▶ AIM
The entries below should be given again exactly, minus their pictures.

▶ RECORDED INFORMATION
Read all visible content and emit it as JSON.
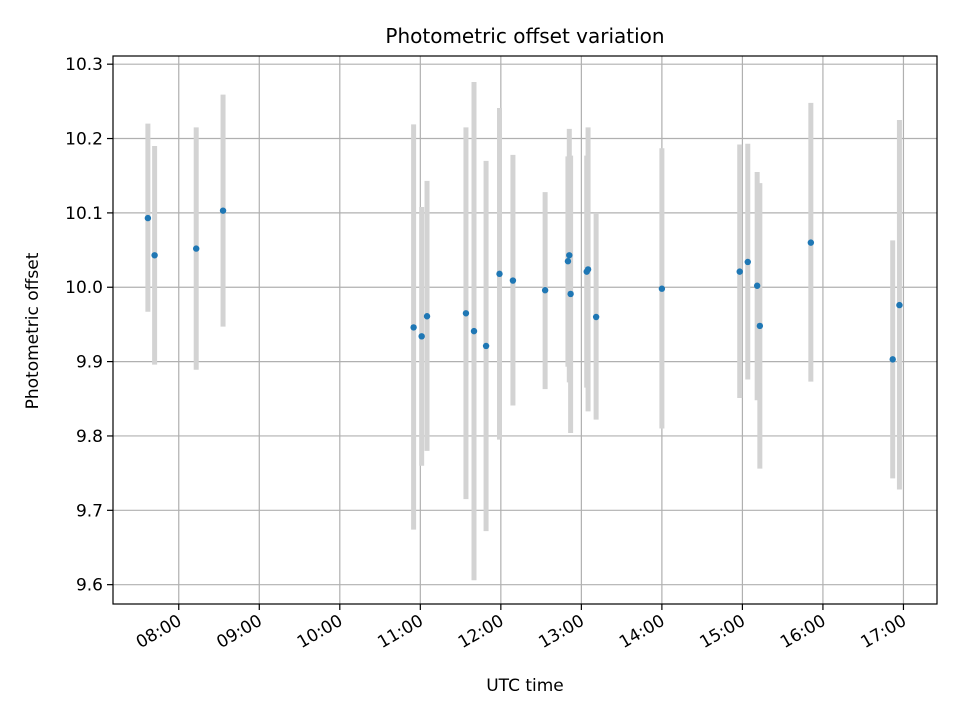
{
  "chart_data": {
    "type": "scatter",
    "title": "Photometric offset variation",
    "xlabel": "UTC time",
    "ylabel": "Photometric offset",
    "x_ticks": [
      "08:00",
      "09:00",
      "10:00",
      "11:00",
      "12:00",
      "13:00",
      "14:00",
      "15:00",
      "16:00",
      "17:00"
    ],
    "y_ticks": [
      "9.6",
      "9.7",
      "9.8",
      "9.9",
      "10.0",
      "10.1",
      "10.2",
      "10.3"
    ],
    "xlim": [
      "07:11",
      "17:25"
    ],
    "ylim": [
      9.574,
      10.311
    ],
    "grid": true,
    "colors": {
      "point": "#1f77b4",
      "errorbar": "#d3d3d3",
      "grid": "#b0b0b0"
    },
    "series": [
      {
        "points": [
          {
            "x": "07:37",
            "y": 10.093,
            "ylow": 9.967,
            "yhigh": 10.22
          },
          {
            "x": "07:42",
            "y": 10.043,
            "ylow": 9.896,
            "yhigh": 10.19
          },
          {
            "x": "08:13",
            "y": 10.052,
            "ylow": 9.889,
            "yhigh": 10.215
          },
          {
            "x": "08:33",
            "y": 10.103,
            "ylow": 9.947,
            "yhigh": 10.259
          },
          {
            "x": "10:55",
            "y": 9.946,
            "ylow": 9.674,
            "yhigh": 10.219
          },
          {
            "x": "11:01",
            "y": 9.934,
            "ylow": 9.76,
            "yhigh": 10.108
          },
          {
            "x": "11:05",
            "y": 9.961,
            "ylow": 9.78,
            "yhigh": 10.143
          },
          {
            "x": "11:34",
            "y": 9.965,
            "ylow": 9.715,
            "yhigh": 10.215
          },
          {
            "x": "11:40",
            "y": 9.941,
            "ylow": 9.606,
            "yhigh": 10.276
          },
          {
            "x": "11:49",
            "y": 9.921,
            "ylow": 9.672,
            "yhigh": 10.17
          },
          {
            "x": "11:59",
            "y": 10.018,
            "ylow": 9.795,
            "yhigh": 10.241
          },
          {
            "x": "12:09",
            "y": 10.009,
            "ylow": 9.841,
            "yhigh": 10.178
          },
          {
            "x": "12:33",
            "y": 9.996,
            "ylow": 9.863,
            "yhigh": 10.128
          },
          {
            "x": "12:50",
            "y": 10.035,
            "ylow": 9.893,
            "yhigh": 10.176
          },
          {
            "x": "12:51",
            "y": 10.043,
            "ylow": 9.872,
            "yhigh": 10.213
          },
          {
            "x": "12:52",
            "y": 9.991,
            "ylow": 9.804,
            "yhigh": 10.177
          },
          {
            "x": "13:04",
            "y": 10.021,
            "ylow": 9.865,
            "yhigh": 10.177
          },
          {
            "x": "13:05",
            "y": 10.024,
            "ylow": 9.833,
            "yhigh": 10.215
          },
          {
            "x": "13:11",
            "y": 9.96,
            "ylow": 9.822,
            "yhigh": 10.1
          },
          {
            "x": "14:00",
            "y": 9.998,
            "ylow": 9.81,
            "yhigh": 10.187
          },
          {
            "x": "14:58",
            "y": 10.021,
            "ylow": 9.851,
            "yhigh": 10.192
          },
          {
            "x": "15:04",
            "y": 10.034,
            "ylow": 9.876,
            "yhigh": 10.193
          },
          {
            "x": "15:11",
            "y": 10.002,
            "ylow": 9.848,
            "yhigh": 10.155
          },
          {
            "x": "15:13",
            "y": 9.948,
            "ylow": 9.756,
            "yhigh": 10.14
          },
          {
            "x": "15:51",
            "y": 10.06,
            "ylow": 9.873,
            "yhigh": 10.248
          },
          {
            "x": "16:52",
            "y": 9.903,
            "ylow": 9.743,
            "yhigh": 10.063
          },
          {
            "x": "16:57",
            "y": 9.976,
            "ylow": 9.728,
            "yhigh": 10.225
          }
        ]
      }
    ]
  }
}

▶ RESULT BELOW
Read all visible content and emit it as JSON.
{
  "chart_data": {
    "type": "scatter",
    "title": "Photometric offset variation",
    "xlabel": "UTC time",
    "ylabel": "Photometric offset",
    "x_ticks": [
      "08:00",
      "09:00",
      "10:00",
      "11:00",
      "12:00",
      "13:00",
      "14:00",
      "15:00",
      "16:00",
      "17:00"
    ],
    "y_ticks": [
      "9.6",
      "9.7",
      "9.8",
      "9.9",
      "10.0",
      "10.1",
      "10.2",
      "10.3"
    ],
    "xlim": [
      "07:11",
      "17:25"
    ],
    "ylim": [
      9.574,
      10.311
    ],
    "grid": true,
    "colors": {
      "point": "#1f77b4",
      "errorbar": "#d3d3d3",
      "grid": "#b0b0b0"
    },
    "series": [
      {
        "points": [
          {
            "x": "07:37",
            "y": 10.093,
            "ylow": 9.967,
            "yhigh": 10.22
          },
          {
            "x": "07:42",
            "y": 10.043,
            "ylow": 9.896,
            "yhigh": 10.19
          },
          {
            "x": "08:13",
            "y": 10.052,
            "ylow": 9.889,
            "yhigh": 10.215
          },
          {
            "x": "08:33",
            "y": 10.103,
            "ylow": 9.947,
            "yhigh": 10.259
          },
          {
            "x": "10:55",
            "y": 9.946,
            "ylow": 9.674,
            "yhigh": 10.219
          },
          {
            "x": "11:01",
            "y": 9.934,
            "ylow": 9.76,
            "yhigh": 10.108
          },
          {
            "x": "11:05",
            "y": 9.961,
            "ylow": 9.78,
            "yhigh": 10.143
          },
          {
            "x": "11:34",
            "y": 9.965,
            "ylow": 9.715,
            "yhigh": 10.215
          },
          {
            "x": "11:40",
            "y": 9.941,
            "ylow": 9.606,
            "yhigh": 10.276
          },
          {
            "x": "11:49",
            "y": 9.921,
            "ylow": 9.672,
            "yhigh": 10.17
          },
          {
            "x": "11:59",
            "y": 10.018,
            "ylow": 9.795,
            "yhigh": 10.241
          },
          {
            "x": "12:09",
            "y": 10.009,
            "ylow": 9.841,
            "yhigh": 10.178
          },
          {
            "x": "12:33",
            "y": 9.996,
            "ylow": 9.863,
            "yhigh": 10.128
          },
          {
            "x": "12:50",
            "y": 10.035,
            "ylow": 9.893,
            "yhigh": 10.176
          },
          {
            "x": "12:51",
            "y": 10.043,
            "ylow": 9.872,
            "yhigh": 10.213
          },
          {
            "x": "12:52",
            "y": 9.991,
            "ylow": 9.804,
            "yhigh": 10.177
          },
          {
            "x": "13:04",
            "y": 10.021,
            "ylow": 9.865,
            "yhigh": 10.177
          },
          {
            "x": "13:05",
            "y": 10.024,
            "ylow": 9.833,
            "yhigh": 10.215
          },
          {
            "x": "13:11",
            "y": 9.96,
            "ylow": 9.822,
            "yhigh": 10.1
          },
          {
            "x": "14:00",
            "y": 9.998,
            "ylow": 9.81,
            "yhigh": 10.187
          },
          {
            "x": "14:58",
            "y": 10.021,
            "ylow": 9.851,
            "yhigh": 10.192
          },
          {
            "x": "15:04",
            "y": 10.034,
            "ylow": 9.876,
            "yhigh": 10.193
          },
          {
            "x": "15:11",
            "y": 10.002,
            "ylow": 9.848,
            "yhigh": 10.155
          },
          {
            "x": "15:13",
            "y": 9.948,
            "ylow": 9.756,
            "yhigh": 10.14
          },
          {
            "x": "15:51",
            "y": 10.06,
            "ylow": 9.873,
            "yhigh": 10.248
          },
          {
            "x": "16:52",
            "y": 9.903,
            "ylow": 9.743,
            "yhigh": 10.063
          },
          {
            "x": "16:57",
            "y": 9.976,
            "ylow": 9.728,
            "yhigh": 10.225
          }
        ]
      }
    ]
  }
}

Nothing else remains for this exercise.